* EXERCISE BRIEF: How many lines in the items below contain the word "Others"? Reply with the number only.

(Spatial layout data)
■ ■ ■ ■ ■
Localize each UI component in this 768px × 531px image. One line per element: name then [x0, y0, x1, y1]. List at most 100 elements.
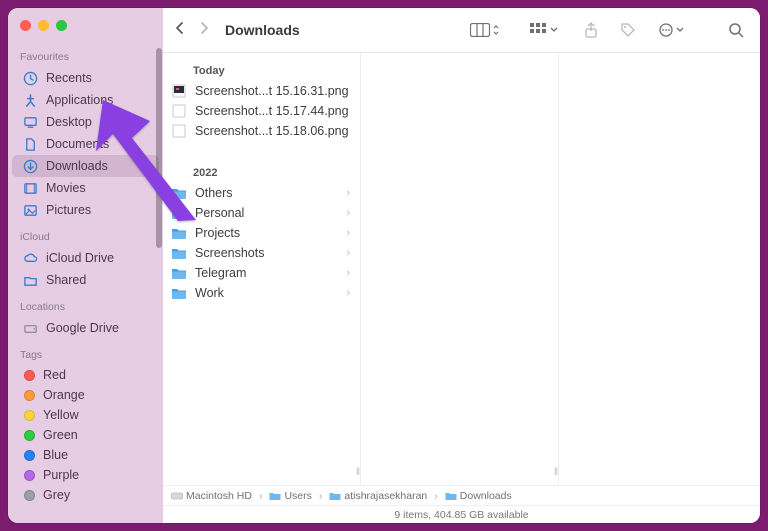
sidebar-scrollbar[interactable] — [155, 48, 162, 513]
minimize-dot[interactable] — [38, 20, 49, 31]
path-bar: Macintosh HD Users atishrajasekharan Downlo… — [163, 485, 760, 505]
sidebar-item-label: Yellow — [43, 408, 79, 422]
folder-row[interactable]: Telegram› — [163, 263, 360, 283]
cloud-icon — [22, 250, 38, 266]
sidebar-item-orange[interactable]: Orange — [12, 385, 159, 405]
folder-icon — [171, 245, 187, 261]
chevron-updown-icon — [492, 23, 500, 37]
sidebar-item-label: Downloads — [46, 159, 108, 173]
share-button[interactable] — [580, 20, 602, 40]
file-icon — [171, 103, 187, 119]
file-column-3 — [559, 53, 760, 485]
folder-row[interactable]: Projects› — [163, 223, 360, 243]
sidebar-item-label: Recents — [46, 71, 92, 85]
chevron-right-icon: › — [346, 247, 352, 259]
actions-button[interactable] — [654, 20, 688, 40]
sidebar-section-tags: Tags — [8, 339, 163, 365]
sidebar-item-label: Purple — [43, 468, 79, 482]
chevron-right-icon: › — [346, 207, 352, 219]
sidebar-item-google-drive[interactable]: Google Drive — [12, 317, 159, 339]
desktop-icon — [22, 114, 38, 130]
shared-icon — [22, 272, 38, 288]
file-name: Screenshot...t 15.18.06.png — [195, 124, 352, 138]
file-name: Others — [195, 186, 338, 200]
back-button[interactable] — [175, 21, 185, 38]
group-button[interactable] — [526, 21, 562, 39]
chevron-right-icon: › — [346, 187, 352, 199]
sidebar-item-red[interactable]: Red — [12, 365, 159, 385]
sidebar-item-recents[interactable]: Recents — [12, 67, 159, 89]
folder-row[interactable]: Others › — [163, 183, 360, 203]
folder-row[interactable]: Personal› — [163, 203, 360, 223]
sidebar-item-shared[interactable]: Shared — [12, 269, 159, 291]
group-header: 2022 — [163, 159, 360, 183]
folder-icon — [171, 285, 187, 301]
tag-dot-icon — [24, 450, 35, 461]
sidebar-item-label: Movies — [46, 181, 86, 195]
sidebar-item-movies[interactable]: Movies — [12, 177, 159, 199]
path-segment[interactable]: Users — [269, 490, 311, 502]
sidebar-item-label: Pictures — [46, 203, 91, 217]
file-column-2: ‖ — [361, 53, 559, 485]
chevron-right-icon: › — [346, 227, 352, 239]
file-name: Telegram — [195, 266, 338, 280]
sidebar-item-purple[interactable]: Purple — [12, 465, 159, 485]
sidebar-section-favourites: Favourites — [8, 41, 163, 67]
toolbar: Downloads — [163, 8, 760, 52]
sidebar-item-label: Shared — [46, 273, 86, 287]
file-icon — [171, 83, 187, 99]
doc-icon — [22, 136, 38, 152]
folder-row[interactable]: Screenshots › — [163, 243, 360, 263]
path-segment[interactable]: Macintosh HD — [171, 490, 252, 502]
path-segment[interactable]: atishrajasekharan — [329, 490, 427, 502]
download-icon — [22, 158, 38, 174]
forward-button[interactable] — [199, 21, 209, 38]
sidebar-item-applications[interactable]: Applications — [12, 89, 159, 111]
main-area: Downloads — [163, 8, 760, 523]
sidebar-item-label: Red — [43, 368, 66, 382]
chevron-right-icon: › — [346, 287, 352, 299]
sidebar-item-label: Orange — [43, 388, 85, 402]
file-row[interactable]: Screenshot...t 15.17.44.png — [163, 101, 360, 121]
photo-icon — [22, 202, 38, 218]
file-name: Screenshot...t 15.16.31.png — [195, 84, 352, 98]
folder-icon — [171, 265, 187, 281]
folder-icon — [269, 490, 281, 502]
folder-icon — [329, 490, 341, 502]
file-row[interactable]: Screenshot...t 15.18.06.png — [163, 121, 360, 141]
sidebar-item-grey[interactable]: Grey — [12, 485, 159, 505]
tag-dot-icon — [24, 410, 35, 421]
sidebar-item-label: Green — [43, 428, 78, 442]
file-row[interactable]: Screenshot...t 15.16.31.png — [163, 81, 360, 101]
path-separator — [316, 490, 326, 502]
sidebar-item-label: Desktop — [46, 115, 92, 129]
app-icon — [22, 92, 38, 108]
close-dot[interactable] — [20, 20, 31, 31]
sidebar-item-downloads[interactable]: Downloads — [12, 155, 159, 177]
search-button[interactable] — [724, 20, 748, 40]
path-segment[interactable]: Downloads — [445, 490, 512, 502]
clock-icon — [22, 70, 38, 86]
file-name: Screenshots — [195, 246, 338, 260]
path-label: Users — [284, 490, 311, 502]
status-bar: 9 items, 404.85 GB available — [163, 505, 760, 523]
window-title: Downloads — [225, 22, 300, 38]
view-columns-button[interactable] — [466, 21, 504, 39]
sidebar-item-yellow[interactable]: Yellow — [12, 405, 159, 425]
sidebar-item-documents[interactable]: Documents — [12, 133, 159, 155]
maximize-dot[interactable] — [56, 20, 67, 31]
sidebar-item-pictures[interactable]: Pictures — [12, 199, 159, 221]
sidebar: Favourites Recents Applications Desktop Docu… — [8, 8, 163, 523]
sidebar-item-icloud-drive[interactable]: iCloud Drive — [12, 247, 159, 269]
folder-row[interactable]: Work› — [163, 283, 360, 303]
sidebar-item-green[interactable]: Green — [12, 425, 159, 445]
column-view: TodayScreenshot...t 15.16.31.pngScreensh… — [163, 52, 760, 485]
tags-button[interactable] — [616, 20, 640, 40]
sidebar-scrollbar-thumb[interactable] — [156, 48, 162, 248]
sidebar-item-blue[interactable]: Blue — [12, 445, 159, 465]
sidebar-item-desktop[interactable]: Desktop — [12, 111, 159, 133]
chevron-down-icon — [550, 25, 558, 35]
tag-dot-icon — [24, 370, 35, 381]
file-name: Screenshot...t 15.17.44.png — [195, 104, 352, 118]
sidebar-section-icloud: iCloud — [8, 221, 163, 247]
■ ■ ■ ■ ■
* OUTPUT FOR THIS EXERCISE: 2